* _TASK DETAILS_: Pictures do not belong in your copy. Repeat all the other data exactly.

>> Start SUPPLIED RECORDS

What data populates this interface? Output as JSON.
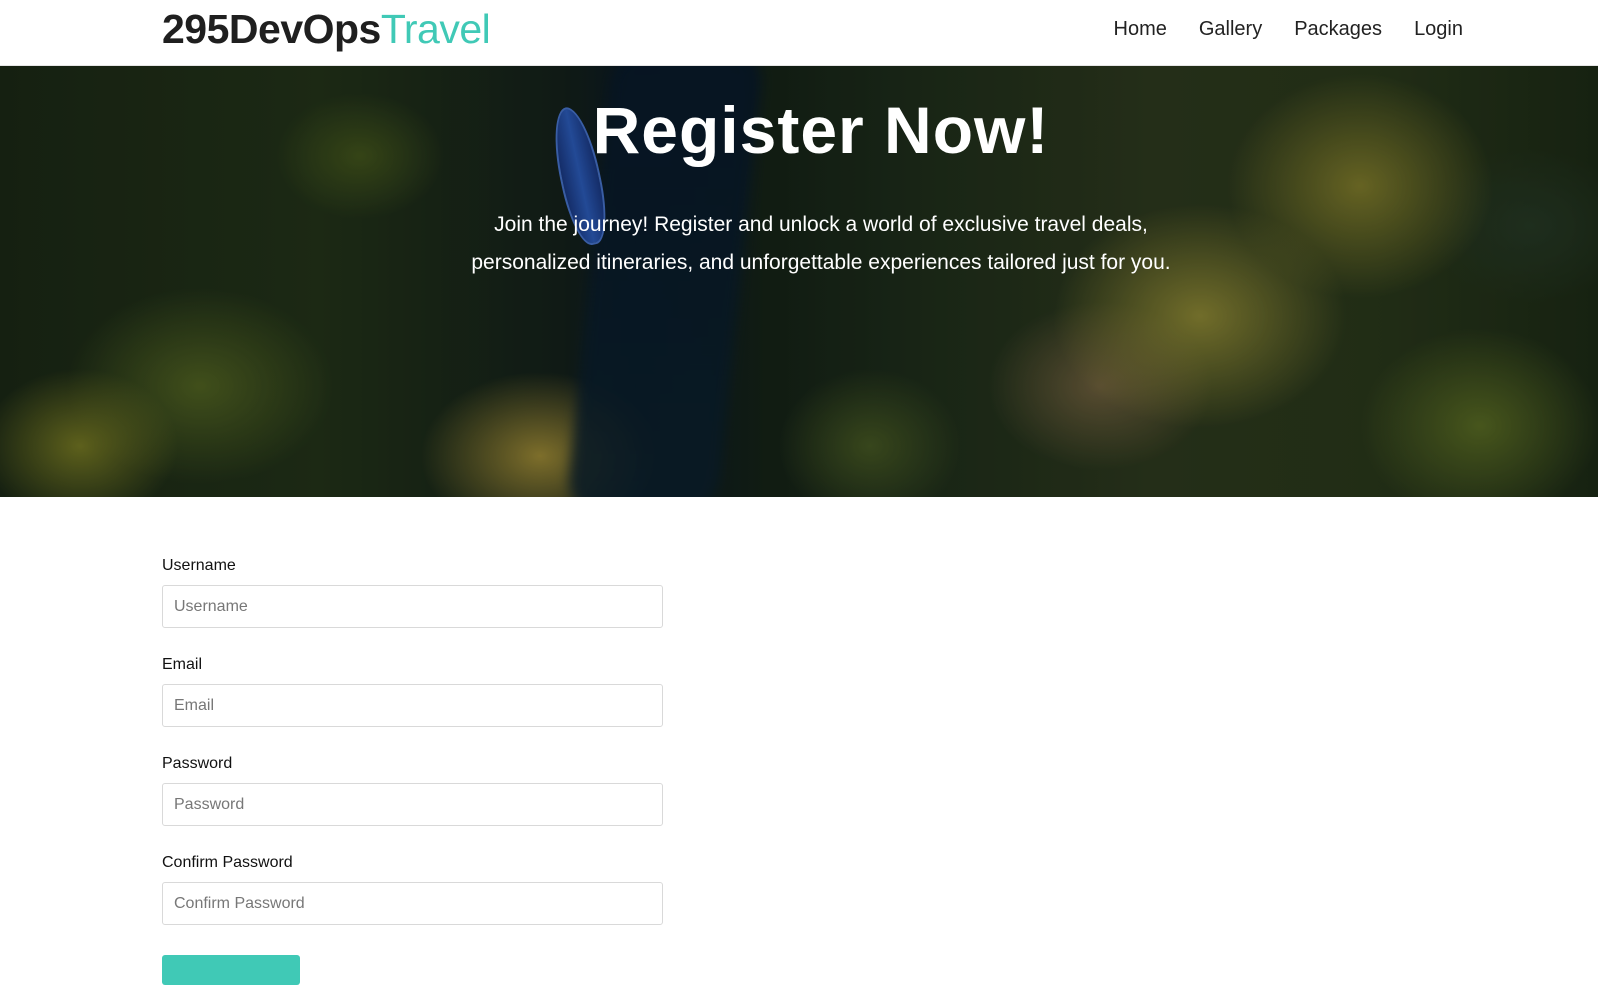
{
  "brand": {
    "part1": "295DevOps",
    "part2": "Travel",
    "accent_color": "#40c9b6"
  },
  "nav": {
    "items": [
      {
        "label": "Home"
      },
      {
        "label": "Gallery"
      },
      {
        "label": "Packages"
      },
      {
        "label": "Login"
      }
    ]
  },
  "hero": {
    "title": "Register Now!",
    "text": "Join the journey! Register and unlock a world of exclusive travel deals, personalized itineraries, and unforgettable experiences tailored just for you.",
    "image": "aerial-forest-river-photo"
  },
  "form": {
    "fields": [
      {
        "label": "Username",
        "placeholder": "Username"
      },
      {
        "label": "Email",
        "placeholder": "Email"
      },
      {
        "label": "Password",
        "placeholder": "Password"
      },
      {
        "label": "Confirm Password",
        "placeholder": "Confirm Password"
      }
    ],
    "submit_color": "#40c9b6"
  }
}
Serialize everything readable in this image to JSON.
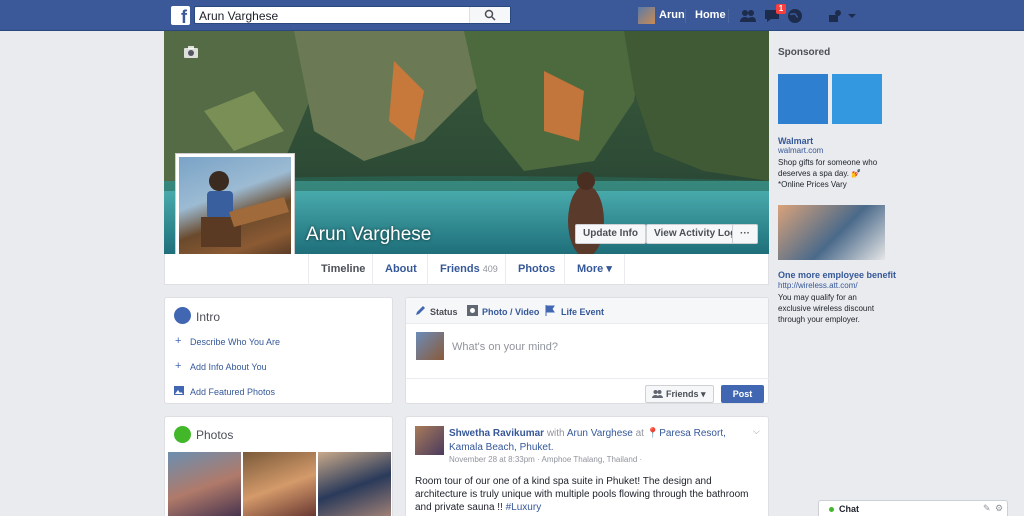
{
  "topbar": {
    "logo": "f",
    "search_value": "Arun Varghese",
    "user_name": "Arun",
    "home_label": "Home",
    "notification_count": "1"
  },
  "profile": {
    "name": "Arun Varghese",
    "update_info": "Update Info",
    "view_activity_log": "View Activity Log",
    "more_dots": "···"
  },
  "tabs": [
    {
      "label": "Timeline"
    },
    {
      "label": "About"
    },
    {
      "label": "Friends",
      "count": "409"
    },
    {
      "label": "Photos"
    },
    {
      "label": "More ▾"
    }
  ],
  "intro": {
    "title": "Intro",
    "links": [
      "Describe Who You Are",
      "Add Info About You",
      "Add Featured Photos"
    ]
  },
  "composer": {
    "tabs": [
      "Status",
      "Photo / Video",
      "Life Event"
    ],
    "placeholder": "What's on your mind?",
    "audience": "Friends",
    "post": "Post"
  },
  "photos": {
    "title": "Photos"
  },
  "post": {
    "author": "Shwetha Ravikumar",
    "with_text": "with",
    "tagged": "Arun Varghese",
    "at_text": "at",
    "place": "Paresa Resort, Kamala Beach, Phuket.",
    "meta": "November 28 at 8:33pm · Amphoe Thalang, Thailand ·",
    "body": "Room tour of our one of a kind spa suite in Phuket! The design and architecture is truly unique with multiple pools flowing through the bathroom and private sauna !!",
    "hashtag": "#Luxury"
  },
  "sponsored": {
    "label": "Sponsored",
    "ads": [
      {
        "title": "Walmart",
        "url": "walmart.com",
        "body": "Shop gifts for someone who deserves a spa day. 💅 *Online Prices Vary"
      },
      {
        "title": "One more employee benefit",
        "url": "http://wireless.att.com/",
        "body": "You may qualify for an exclusive wireless discount through your employer."
      }
    ]
  },
  "chat": {
    "label": "Chat"
  },
  "colors": {
    "brand": "#3b5998",
    "link": "#365899",
    "button": "#4267b2"
  }
}
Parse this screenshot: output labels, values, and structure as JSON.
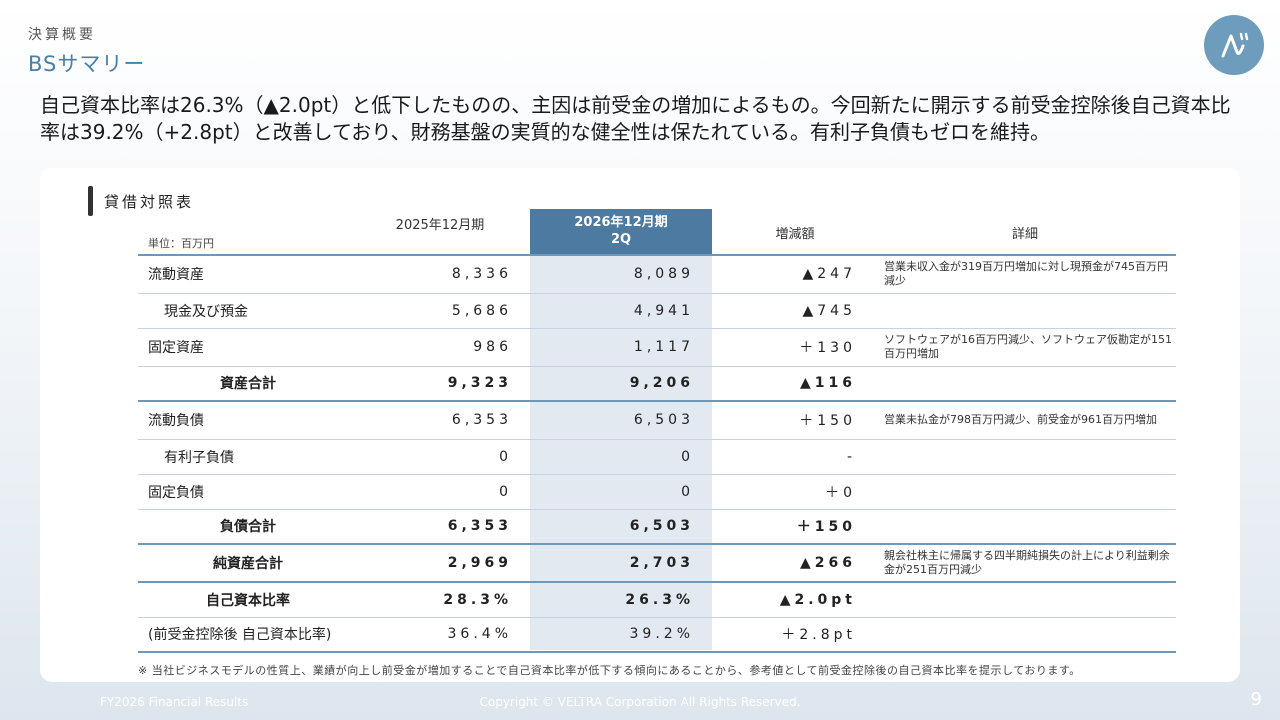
{
  "header": {
    "section": "決算概要",
    "title": "BSサマリー"
  },
  "headline": "自己資本比率は26.3%（▲2.0pt）と低下したものの、主因は前受金の増加によるもの。今回新たに開示する前受金控除後自己資本比率は39.2%（+2.8pt）と改善しており、財務基盤の実質的な健全性は保たれている。有利子負債もゼロを維持。",
  "card": {
    "title": "貸借対照表",
    "unit": "単位：百万円",
    "columns": {
      "prev": "2025年12月期",
      "curr_line1": "2026年12月期",
      "curr_line2": "2Q",
      "diff": "増減額",
      "detail": "詳細"
    },
    "rows": [
      {
        "label": "流動資産",
        "prev": "8,336",
        "curr": "8,089",
        "diff": "▲247",
        "detail": "営業未収入金が319百万円増加に対し現預金が745百万円減少"
      },
      {
        "label": "現金及び預金",
        "prev": "5,686",
        "curr": "4,941",
        "diff": "▲745",
        "detail": ""
      },
      {
        "label": "固定資産",
        "prev": "986",
        "curr": "1,117",
        "diff": "＋130",
        "detail": "ソフトウェアが16百万円減少、ソフトウェア仮勘定が151百万円増加"
      },
      {
        "label": "資産合計",
        "prev": "9,323",
        "curr": "9,206",
        "diff": "▲116",
        "detail": ""
      },
      {
        "label": "流動負債",
        "prev": "6,353",
        "curr": "6,503",
        "diff": "＋150",
        "detail": "営業未払金が798百万円減少、前受金が961百万円増加"
      },
      {
        "label": "有利子負債",
        "prev": "0",
        "curr": "0",
        "diff": "-",
        "detail": ""
      },
      {
        "label": "固定負債",
        "prev": "0",
        "curr": "0",
        "diff": "＋0",
        "detail": ""
      },
      {
        "label": "負債合計",
        "prev": "6,353",
        "curr": "6,503",
        "diff": "＋150",
        "detail": ""
      },
      {
        "label": "純資産合計",
        "prev": "2,969",
        "curr": "2,703",
        "diff": "▲266",
        "detail": "親会社株主に帰属する四半期純損失の計上により利益剰余金が251百万円減少"
      },
      {
        "label": "自己資本比率",
        "prev": "28.3%",
        "curr": "26.3%",
        "diff": "▲2.0pt",
        "detail": ""
      },
      {
        "label": "(前受金控除後 自己資本比率)",
        "prev": "36.4%",
        "curr": "39.2%",
        "diff": "＋2.8pt",
        "detail": ""
      }
    ],
    "note": "※ 当社ビジネスモデルの性質上、業績が向上し前受金が増加することで自己資本比率が低下する傾向にあることから、参考値として前受金控除後の自己資本比率を提示しております。"
  },
  "footer": {
    "left": "FY2026 Financial Results",
    "center": "Copyright © VELTRA Corporation All Rights Reserved.",
    "page": "9"
  },
  "colors": {
    "accent": "#4d7aa0",
    "title": "#4a7fa8",
    "logo": "#6e9cbc"
  }
}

>> End SUPPLIED RECORDS

* _CORRECT OUTPUT_:
What data populates this interface? Output as JSON.
{
  "brand": {
    "part1": "295DevOps",
    "part2": "Travel",
    "accent_color": "#40c9b6"
  },
  "nav": {
    "items": [
      {
        "label": "Home"
      },
      {
        "label": "Gallery"
      },
      {
        "label": "Packages"
      },
      {
        "label": "Login"
      }
    ]
  },
  "hero": {
    "title": "Register Now!",
    "text": "Join the journey! Register and unlock a world of exclusive travel deals, personalized itineraries, and unforgettable experiences tailored just for you.",
    "image": "aerial-forest-river-photo"
  },
  "form": {
    "fields": [
      {
        "label": "Username",
        "placeholder": "Username"
      },
      {
        "label": "Email",
        "placeholder": "Email"
      },
      {
        "label": "Password",
        "placeholder": "Password"
      },
      {
        "label": "Confirm Password",
        "placeholder": "Confirm Password"
      }
    ],
    "submit_color": "#40c9b6"
  }
}
Serialize everything readable in this image to JSON.
{
  "topbar": {
    "logo": "f",
    "search_value": "Arun Varghese",
    "user_name": "Arun",
    "home_label": "Home",
    "notification_count": "1"
  },
  "profile": {
    "name": "Arun Varghese",
    "update_info": "Update Info",
    "view_activity_log": "View Activity Log",
    "more_dots": "···"
  },
  "tabs": [
    {
      "label": "Timeline"
    },
    {
      "label": "About"
    },
    {
      "label": "Friends",
      "count": "409"
    },
    {
      "label": "Photos"
    },
    {
      "label": "More ▾"
    }
  ],
  "intro": {
    "title": "Intro",
    "links": [
      "Describe Who You Are",
      "Add Info About You",
      "Add Featured Photos"
    ]
  },
  "composer": {
    "tabs": [
      "Status",
      "Photo / Video",
      "Life Event"
    ],
    "placeholder": "What's on your mind?",
    "audience": "Friends",
    "post": "Post"
  },
  "photos": {
    "title": "Photos"
  },
  "post": {
    "author": "Shwetha Ravikumar",
    "with_text": "with",
    "tagged": "Arun Varghese",
    "at_text": "at",
    "place": "Paresa Resort, Kamala Beach, Phuket.",
    "meta": "November 28 at 8:33pm · Amphoe Thalang, Thailand ·",
    "body": "Room tour of our one of a kind spa suite in Phuket! The design and architecture is truly unique with multiple pools flowing through the bathroom and private sauna !!",
    "hashtag": "#Luxury"
  },
  "sponsored": {
    "label": "Sponsored",
    "ads": [
      {
        "title": "Walmart",
        "url": "walmart.com",
        "body": "Shop gifts for someone who deserves a spa day. 💅 *Online Prices Vary"
      },
      {
        "title": "One more employee benefit",
        "url": "http://wireless.att.com/",
        "body": "You may qualify for an exclusive wireless discount through your employer."
      }
    ]
  },
  "chat": {
    "label": "Chat"
  },
  "colors": {
    "brand": "#3b5998",
    "link": "#365899",
    "button": "#4267b2"
  }
}
Parse this screenshot: output labels, values, and structure as JSON.
{
  "header": {
    "section": "決算概要",
    "title": "BSサマリー"
  },
  "headline": "自己資本比率は26.3%（▲2.0pt）と低下したものの、主因は前受金の増加によるもの。今回新たに開示する前受金控除後自己資本比率は39.2%（+2.8pt）と改善しており、財務基盤の実質的な健全性は保たれている。有利子負債もゼロを維持。",
  "card": {
    "title": "貸借対照表",
    "unit": "単位：百万円",
    "columns": {
      "prev": "2025年12月期",
      "curr_line1": "2026年12月期",
      "curr_line2": "2Q",
      "diff": "増減額",
      "detail": "詳細"
    },
    "rows": [
      {
        "label": "流動資産",
        "prev": "8,336",
        "curr": "8,089",
        "diff": "▲247",
        "detail": "営業未収入金が319百万円増加に対し現預金が745百万円減少"
      },
      {
        "label": "現金及び預金",
        "prev": "5,686",
        "curr": "4,941",
        "diff": "▲745",
        "detail": ""
      },
      {
        "label": "固定資産",
        "prev": "986",
        "curr": "1,117",
        "diff": "＋130",
        "detail": "ソフトウェアが16百万円減少、ソフトウェア仮勘定が151百万円増加"
      },
      {
        "label": "資産合計",
        "prev": "9,323",
        "curr": "9,206",
        "diff": "▲116",
        "detail": ""
      },
      {
        "label": "流動負債",
        "prev": "6,353",
        "curr": "6,503",
        "diff": "＋150",
        "detail": "営業未払金が798百万円減少、前受金が961百万円増加"
      },
      {
        "label": "有利子負債",
        "prev": "0",
        "curr": "0",
        "diff": "-",
        "detail": ""
      },
      {
        "label": "固定負債",
        "prev": "0",
        "curr": "0",
        "diff": "＋0",
        "detail": ""
      },
      {
        "label": "負債合計",
        "prev": "6,353",
        "curr": "6,503",
        "diff": "＋150",
        "detail": ""
      },
      {
        "label": "純資産合計",
        "prev": "2,969",
        "curr": "2,703",
        "diff": "▲266",
        "detail": "親会社株主に帰属する四半期純損失の計上により利益剰余金が251百万円減少"
      },
      {
        "label": "自己資本比率",
        "prev": "28.3%",
        "curr": "26.3%",
        "diff": "▲2.0pt",
        "detail": ""
      },
      {
        "label": "(前受金控除後 自己資本比率)",
        "prev": "36.4%",
        "curr": "39.2%",
        "diff": "＋2.8pt",
        "detail": ""
      }
    ],
    "note": "※ 当社ビジネスモデルの性質上、業績が向上し前受金が増加することで自己資本比率が低下する傾向にあることから、参考値として前受金控除後の自己資本比率を提示しております。"
  },
  "footer": {
    "left": "FY2026 Financial Results",
    "center": "Copyright © VELTRA Corporation All Rights Reserved.",
    "page": "9"
  },
  "colors": {
    "accent": "#4d7aa0",
    "title": "#4a7fa8",
    "logo": "#6e9cbc"
  }
}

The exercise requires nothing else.